> _Task directions_: Rewrite the entries from the line with "x-tick-label: 6000 bbox=[473, 433, 505, 448]" through the line with "legend-box bbox=[85, 341, 343, 422]", substituting "key-label" for "legend-label" and leaving every other character as it is.

(Layout records)
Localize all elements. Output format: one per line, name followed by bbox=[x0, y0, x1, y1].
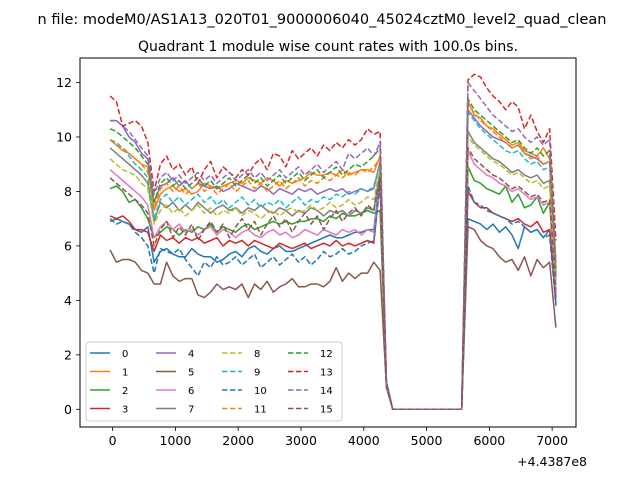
x-tick-label: 6000 bbox=[473, 433, 505, 448]
series-5-line bbox=[109, 226, 557, 411]
legend-label: 0 bbox=[122, 349, 128, 360]
series-13-line bbox=[109, 73, 557, 411]
series-15-line bbox=[109, 147, 557, 411]
y-tick-label: 2 bbox=[64, 347, 72, 362]
legend-label: 7 bbox=[188, 405, 194, 416]
legend-box bbox=[85, 341, 343, 422]
series-10-line bbox=[109, 182, 557, 411]
legend-label: 8 bbox=[254, 349, 260, 360]
x-tick-label: 1000 bbox=[160, 433, 192, 448]
y-tick-label: 12 bbox=[56, 75, 72, 90]
series-3-line bbox=[109, 179, 557, 411]
legend-label: 5 bbox=[188, 368, 194, 379]
legend-label: 9 bbox=[254, 368, 260, 379]
x-axis: 0 1000 2000 3000 4000 5000 6000 7000 bbox=[109, 427, 568, 448]
series-8-line bbox=[109, 136, 557, 411]
legend-label: 12 bbox=[320, 349, 333, 360]
y-tick-label: 0 bbox=[64, 402, 72, 417]
legend-label: 1 bbox=[122, 368, 128, 379]
legend-label: 4 bbox=[188, 349, 194, 360]
series-1-line bbox=[109, 100, 557, 411]
x-tick-label: 3000 bbox=[285, 433, 317, 448]
legend-label: 10 bbox=[254, 386, 267, 397]
series-0-line bbox=[109, 177, 557, 411]
y-tick-label: 10 bbox=[56, 129, 72, 144]
series-layer bbox=[109, 73, 557, 411]
x-tick-label: 4000 bbox=[348, 433, 380, 448]
figure-suptitle: n file: modeM0/AS1A13_020T01_9000006040_… bbox=[38, 12, 607, 28]
x-offset-label: +4.4387e8 bbox=[517, 454, 587, 469]
y-axis: 0 2 4 6 8 10 12 bbox=[56, 75, 80, 417]
chart-title: Quadrant 1 module wise count rates with … bbox=[138, 39, 518, 55]
x-tick-label: 2000 bbox=[222, 433, 254, 448]
x-tick-label: 7000 bbox=[536, 433, 568, 448]
x-tick-label: 5000 bbox=[411, 433, 443, 448]
y-tick-label: 4 bbox=[64, 293, 72, 308]
legend-label: 15 bbox=[320, 405, 333, 416]
y-tick-label: 8 bbox=[64, 184, 72, 199]
y-tick-label: 6 bbox=[64, 238, 72, 253]
legend-label: 11 bbox=[254, 405, 267, 416]
legend-label: 6 bbox=[188, 386, 194, 397]
legend-label: 14 bbox=[320, 386, 333, 397]
series-7-line bbox=[109, 130, 557, 411]
series-6-line bbox=[109, 149, 557, 411]
series-12-line bbox=[109, 98, 557, 411]
legend-label: 13 bbox=[320, 368, 333, 379]
plot-frame bbox=[79, 57, 577, 428]
legend-label: 2 bbox=[122, 386, 128, 397]
legend-label: 3 bbox=[122, 405, 128, 416]
series-9-line bbox=[109, 111, 557, 411]
series-14-line bbox=[110, 81, 557, 411]
series-11-line bbox=[109, 103, 557, 411]
x-tick-label: 0 bbox=[109, 433, 117, 448]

> _Final result_:
x-tick-label: 6000 bbox=[473, 433, 505, 448]
series-5-line bbox=[109, 226, 557, 411]
key-label: 0 bbox=[122, 349, 128, 360]
series-13-line bbox=[109, 73, 557, 411]
series-15-line bbox=[109, 147, 557, 411]
y-tick-label: 2 bbox=[64, 347, 72, 362]
key-label: 7 bbox=[188, 405, 194, 416]
legend-box bbox=[85, 341, 343, 422]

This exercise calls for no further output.